- [WORK REQUEST] Nothing besides a number belongs in the answer, which is how many lines of the listing contain the string "outside".
********
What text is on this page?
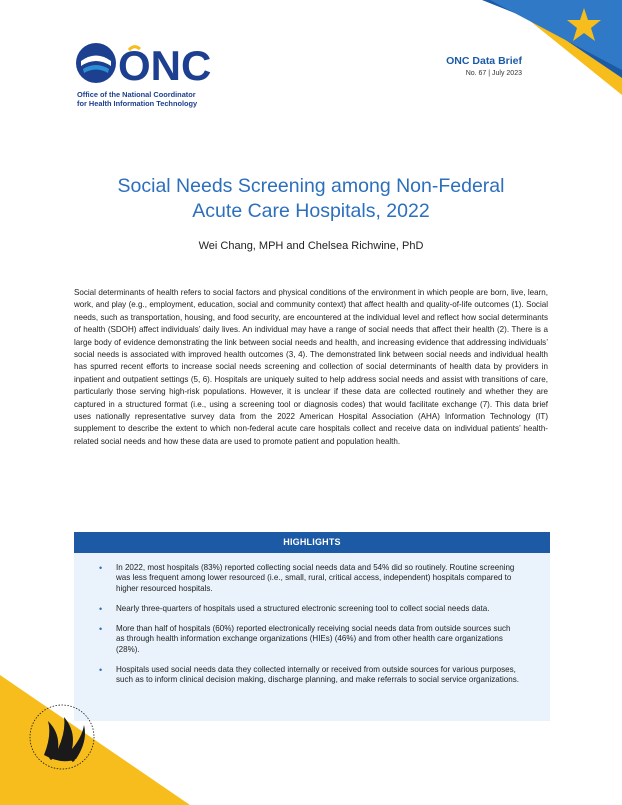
ONC
Office of the National Coordinator
for Health Information Technology
ONC Data Brief
No. 67 | July 2023
Social Needs Screening among Non-Federal
Acute Care Hospitals, 2022
Wei Chang, MPH and Chelsea Richwine, PhD
Social determinants of health refers to social factors and physical conditions of the environment in which people are born, live, learn, work, and play (e.g., employment, education, social and community context) that affect health and quality-of-life outcomes (1). Social needs, such as transportation, housing, and food security, are encountered at the individual level and reflect how social determinants of health (SDOH) affect individuals’ daily lives. An individual may have a range of social needs that affect their health (2). There is a large body of evidence demonstrating the link between social needs and health, and increasing evidence that addressing individuals’ social needs is associated with improved health outcomes (3, 4). The demonstrated link between social needs and individual health has spurred recent efforts to increase social needs screening and collection of social determinants of health data by providers in inpatient and outpatient settings (5, 6). Hospitals are uniquely suited to help address social needs and assist with transitions of care, particularly those serving high-risk populations. However, it is unclear if these data are collected routinely and whether they are captured in a structured format (i.e., using a screening tool or diagnosis codes) that would facilitate exchange (7). This data brief uses nationally representative survey data from the 2022 American Hospital Association (AHA) Information Technology (IT) supplement to describe the extent to which non-federal acute care hospitals collect and receive data on individual patients’ health-related social needs and how these data are used to promote patient and population health.
HIGHLIGHTS
• In 2022, most hospitals (83%) reported collecting social needs data and 54% did so routinely. Routine screening was less frequent among lower resourced (i.e., small, rural, critical access, independent) hospitals compared to higher resourced hospitals.
• Nearly three-quarters of hospitals used a structured electronic screening tool to collect social needs data.
• More than half of hospitals (60%) reported electronically receiving social needs data from outside sources such as through health information exchange organizations (HIEs) (46%) and from other health care organizations (28%).
• Hospitals used social needs data they collected internally or received from outside sources for various purposes, such as to inform clinical decision making, discharge planning, and make referrals to social service organizations.
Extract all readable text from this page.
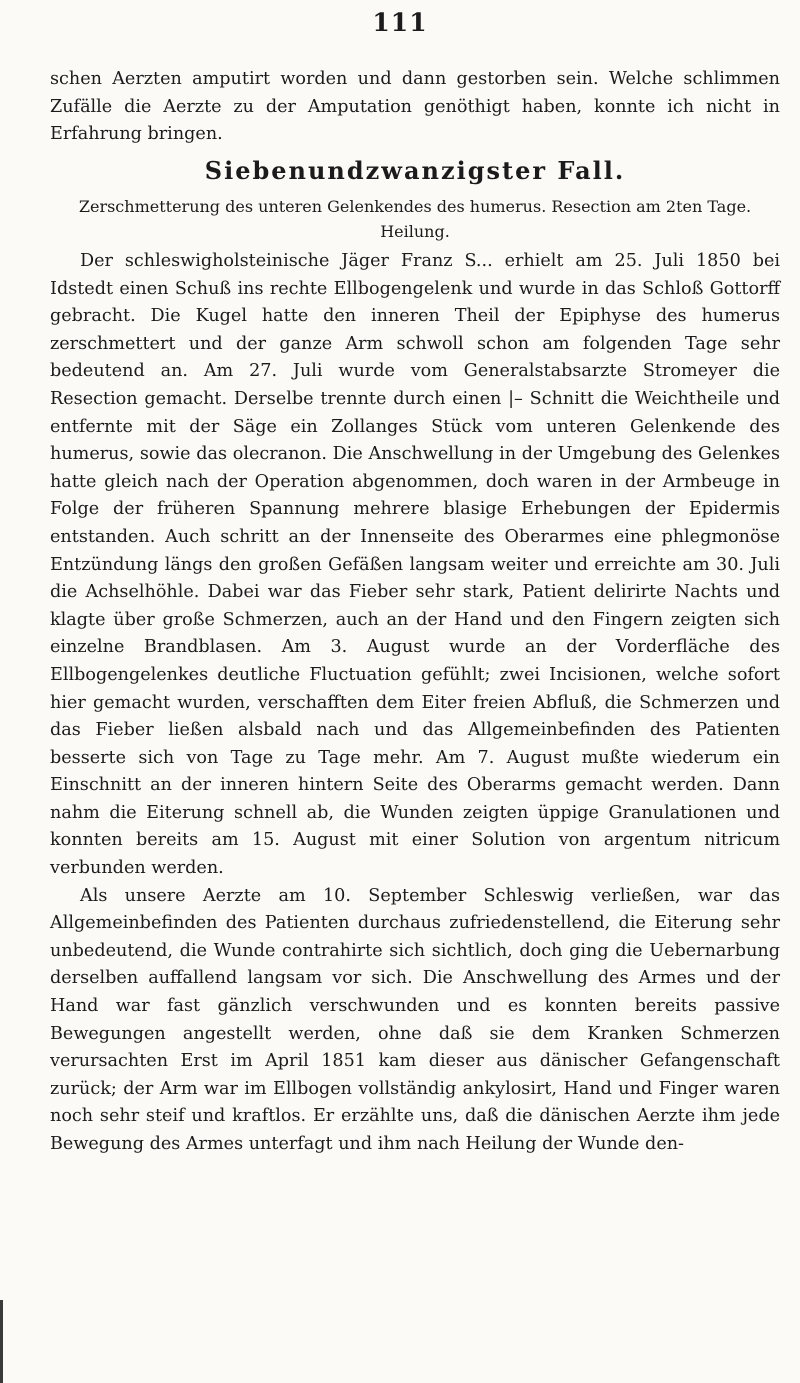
111

schen Aerzten amputirt worden und dann gestorben sein. Welche schlimmen Zufälle die Aerzte zu der Amputation genöthigt haben, konnte ich nicht in Erfahrung bringen.

Siebenundzwanzigster Fall.
Zerschmetterung des unteren Gelenkendes des humerus. Resection am 2ten Tage. Heilung.

Der schleswigholsteinische Jäger Franz S... erhielt am 25. Juli 1850 bei Idstedt einen Schuß ins rechte Ellbogengelenk und wurde in das Schloß Gottorff gebracht. Die Kugel hatte den inneren Theil der Epiphyse des humerus zerschmettert und der ganze Arm schwoll schon am folgenden Tage sehr bedeutend an. Am 27. Juli wurde vom Generalstabsarzte Stromeyer die Resection gemacht. Derselbe trennte durch einen |– Schnitt die Weichtheile und entfernte mit der Säge ein Zollanges Stück vom unteren Gelenkende des humerus, sowie das olecranon. Die Anschwellung in der Umgebung des Gelenkes hatte gleich nach der Operation abgenommen, doch waren in der Armbeuge in Folge der früheren Spannung mehrere blasige Erhebungen der Epidermis entstanden. Auch schritt an der Innenseite des Oberarmes eine phlegmonöse Entzündung längs den großen Gefäßen langsam weiter und erreichte am 30. Juli die Achselhöhle. Dabei war das Fieber sehr stark, Patient delirirte Nachts und klagte über große Schmerzen, auch an der Hand und den Fingern zeigten sich einzelne Brandblasen. Am 3. August wurde an der Vorderfläche des Ellbogengelenkes deutliche Fluctuation gefühlt; zwei Incisionen, welche sofort hier gemacht wurden, verschafften dem Eiter freien Abfluß, die Schmerzen und das Fieber ließen alsbald nach und das Allgemeinbefinden des Patienten besserte sich von Tage zu Tage mehr. Am 7. August mußte wiederum ein Einschnitt an der inneren hintern Seite des Oberarms gemacht werden. Dann nahm die Eiterung schnell ab, die Wunden zeigten üppige Granulationen und konnten bereits am 15. August mit einer Solution von argentum nitricum verbunden werden.

Als unsere Aerzte am 10. September Schleswig verließen, war das Allgemeinbefinden des Patienten durchaus zufriedenstellend, die Eiterung sehr unbedeutend, die Wunde contrahirte sich sichtlich, doch ging die Uebernarbung derselben auffallend langsam vor sich. Die Anschwellung des Armes und der Hand war fast gänzlich verschwunden und es konnten bereits passive Bewegungen angestellt werden, ohne daß sie dem Kranken Schmerzen verursachten Erst im April 1851 kam dieser aus dänischer Gefangenschaft zurück; der Arm war im Ellbogen vollständig ankylosirt, Hand und Finger waren noch sehr steif und kraftlos. Er erzählte uns, daß die dänischen Aerzte ihm jede Bewegung des Armes unterfagt und ihm nach Heilung der Wunde den-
********
- [PROBLEM SOLUTION] 2